→ **To do**: Give the total of lines holding the word "kustplatserna" in the records below, and nothing else.

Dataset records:

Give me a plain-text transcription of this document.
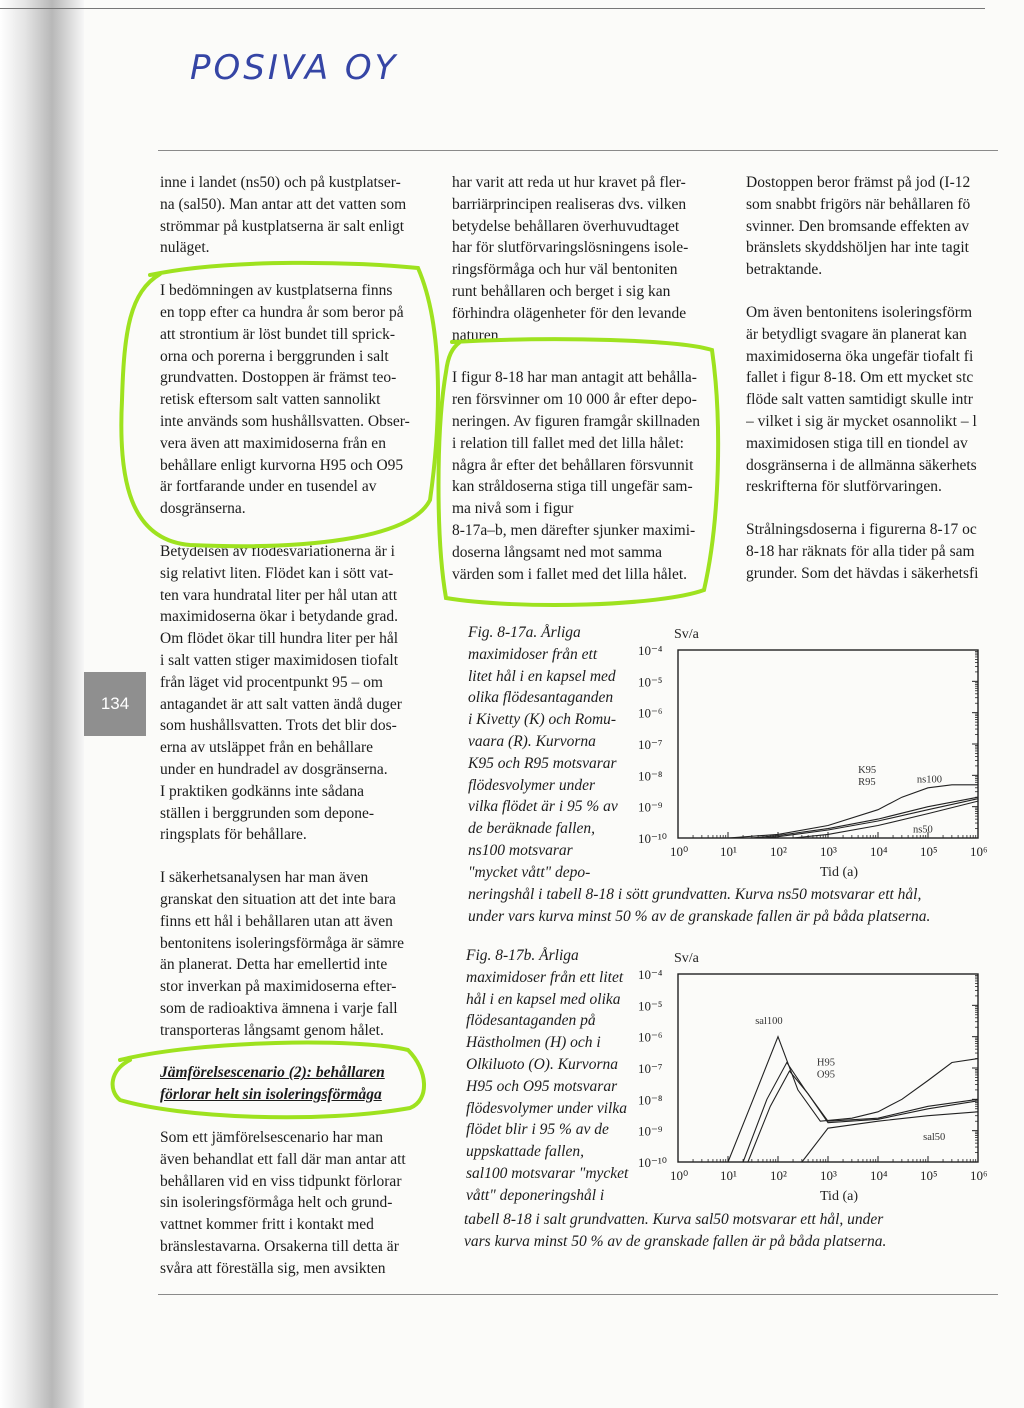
134
POSIVA OY

inne i landet (ns50) och på kustplatser-
na (sal50). Man antar att det vatten som
strömmar på kustplatserna är salt enligt
nuläget.

I bedömningen av kustplatserna finns
en topp efter ca hundra år som beror på
att strontium är löst bundet till sprick-
orna och porerna i berggrunden i salt
grundvatten. Dostoppen är främst teo-
retisk eftersom salt vatten sannolikt
inte används som hushållsvatten. Obser-
vera även att maximidoserna från en
behållare enligt kurvorna H95 och O95
är fortfarande under en tusendel av
dosgränserna.

Betydelsen av flödesvariationerna är i
sig relativt liten. Flödet kan i sött vat-
ten vara hundratal liter per hål utan att
maximidoserna ökar i betydande grad.
Om flödet ökar till hundra liter per hål
i salt vatten stiger maximidosen tiofalt
från läget vid procentpunkt 95 – om
antagandet är att salt vatten ändå duger
som hushållsvatten. Trots det blir dos-
erna av utsläppet från en behållare
under en hundradel av dosgränserna.
I praktiken godkänns inte sådana
ställen i berggrunden som depone-
ringsplats för behållare.

I säkerhetsanalysen har man även
granskat den situation att det inte bara
finns ett hål i behållaren utan att även
bentonitens isoleringsförmåga är sämre
än planerat. Detta har emellertid inte
stor inverkan på maximidoserna efter-
som de radioaktiva ämnena i varje fall
transporteras långsamt genom hålet.

Jämförelsescenario (2): behållaren
förlorar helt sin isoleringsförmåga

Som ett jämförelsescenario har man
även behandlat ett fall där man antar att
behållaren vid en viss tidpunkt förlorar
sin isoleringsförmåga helt och grund-
vattnet kommer fritt i kontakt med
bränslestavarna. Orsakerna till detta är
svåra att föreställa sig, men avsikten

har varit att reda ut hur kravet på fler-
barriärprincipen realiseras dvs. vilken
betydelse behållaren överhuvudtaget
har för slutförvaringslösningens isole-
ringsförmåga och hur väl bentoniten
runt behållaren och berget i sig kan
förhindra olägenheter för den levande
naturen.

I figur 8-18 har man antagit att behålla-
ren försvinner om 10 000 år efter depo-
neringen. Av figuren framgår skillnaden
i relation till fallet med det lilla hålet:
några år efter det behållaren försvunnit
kan stråldoserna stiga till ungefär sam-
ma nivå som i figur
8-17a–b, men därefter sjunker maximi-
doserna långsamt ned mot samma
värden som i fallet med det lilla hålet.

Dostoppen beror främst på jod (I-12
som snabbt frigörs när behållaren fö
svinner. Den bromsande effekten av
bränslets skyddshöljen har inte tagit
betraktande.

Om även bentonitens isoleringsförm
är betydligt svagare än planerat kan
maximidoserna öka ungefär tiofalt fi
fallet i figur 8-18. Om ett mycket stc
flöde salt vatten samtidigt skulle intr
– vilket i sig är mycket osannolikt – l
maximidosen stiga till en tiondel av
dosgränserna i de allmänna säkerhets
reskrifterna för slutförvaringen.

Strålningsdoserna i figurerna 8-17 oc
8-18 har räknats för alla tider på sam
grunder. Som det hävdas i säkerhetsfi

Fig. 8-17a. Årliga
maximidoser från ett
litet hål i en kapsel med
olika flödesantaganden
i Kivetty (K) och Romu-
vaara (R). Kurvorna
K95 och R95 motsvarar
flödesvolymer under
vilka flödet är i 95 % av
de beräknade fallen,
ns100 motsvarar
"mycket vått" depo-
neringshål i tabell 8-18 i sött grundvatten. Kurva ns50 motsvarar ett hål,
under vars kurva minst 50 % av de granskade fallen är på båda platserna.
Fig. 8-17b. Årliga
maximidoser från ett litet
hål i en kapsel med olika
flödesantaganden på
Hästholmen (H) och i
Olkiluoto (O). Kurvorna
H95 och O95 motsvarar
flödesvolymer under vilka
flödet blir i 95 % av de
uppskattade fallen,
sal100 motsvarar "mycket
vått" deponeringshål i
tabell 8-18 i salt grundvatten. Kurva sal50 motsvarar ett hål, under
vars kurva minst 50 % av de granskade fallen är på båda platserna.
Sv/a
Tid (a)
10⁰ 10¹	10²	10³	10⁴ 10⁵ 10⁶
10⁻⁴
10⁻⁵
10⁻⁶
10⁻⁷
10⁻⁸
10⁻⁹
10⁻¹⁰
ns100
K95
R95
ns50
Sv/a
Tid (a)
10⁰ 10¹	10²	10³	10⁴ 10⁵ 10⁶
10⁻⁴
10⁻⁵
10⁻⁶
10⁻⁷
10⁻⁸
10⁻⁹
10⁻¹⁰
sal100
H95
O95
sal50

→ **Response**: 2